** start DATA LINES **

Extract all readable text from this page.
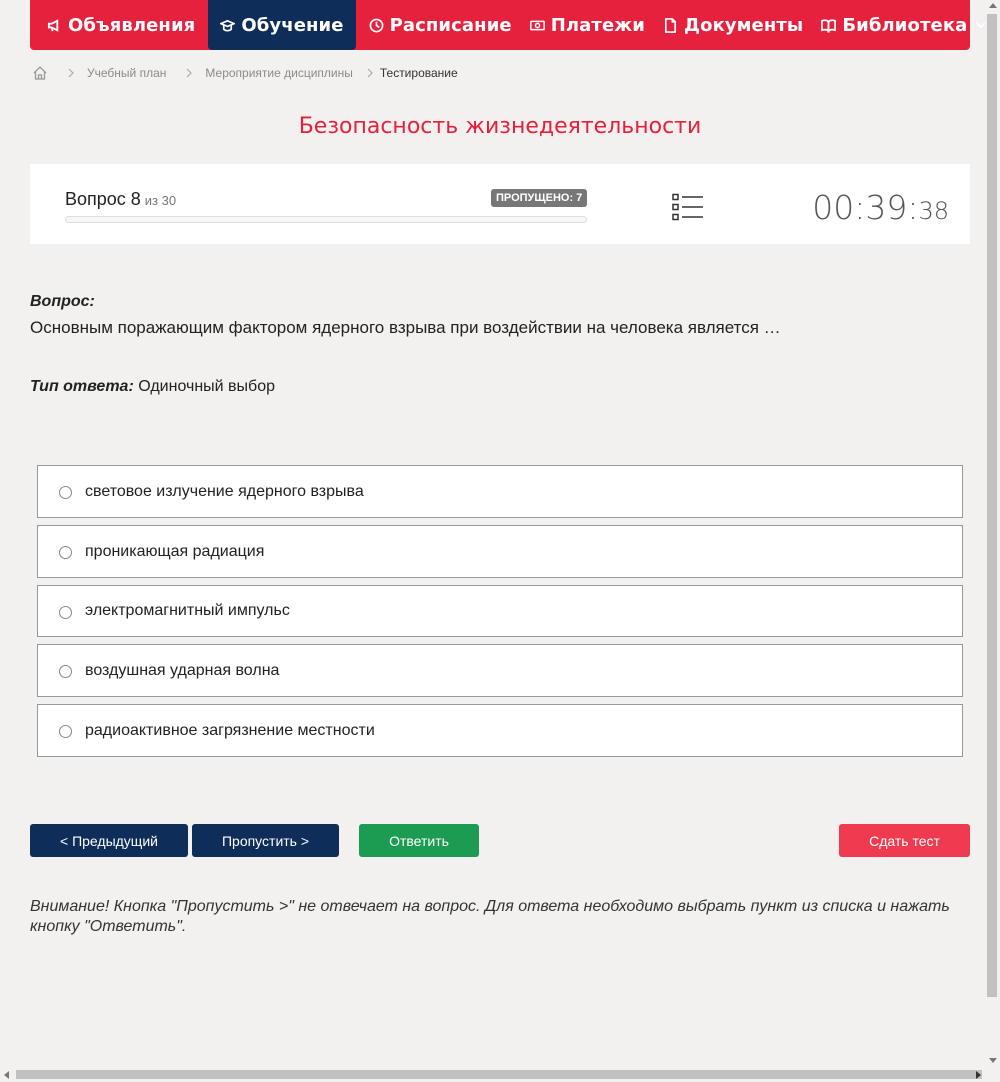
Объявления	Обучение	Расписание Платежи Документы Библиотека
Учебный план	Мероприятие дисциплины Тестирование
Безопасность жизнедеятельности
Вопрос 8 из 30	ПРОПУЩЕНО: 7	00:39:38
Вопрос:
Основным поражающим фактором ядерного взрыва при воздействии на человека является …
Тип ответа: Одиночный выбор
световое излучение ядерного взрыва
проникающая радиация
электромагнитный импульс
воздушная ударная волна
радиоактивное загрязнение местности
< Предыдущий	Пропустить >	Ответить	Сдать тест
Внимание! Кнопка "Пропустить >" не отвечает на вопрос. Для ответа необходимо выбрать пункт из списка и нажать кнопку "Ответить".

** end DATA LINES **

BRIEF
Reproduce the full listing faithfully, but do not carry over any pictures.

EXERCISE RESULT
Extract all readable text from this page.
Объявления	Обучение	Расписание Платежи Документы Библиотека
Учебный план	Мероприятие дисциплины Тестирование
Безопасность жизнедеятельности
Вопрос 8 из 30	ПРОПУЩЕНО: 7	00:39:38
Вопрос:
Основным поражающим фактором ядерного взрыва при воздействии на человека является …
Тип ответа: Одиночный выбор
световое излучение ядерного взрыва
проникающая радиация
электромагнитный импульс
воздушная ударная волна
радиоактивное загрязнение местности
< Предыдущий	Пропустить >	Ответить	Сдать тест
Внимание! Кнопка "Пропустить >" не отвечает на вопрос. Для ответа необходимо выбрать пункт из списка и нажать кнопку "Ответить".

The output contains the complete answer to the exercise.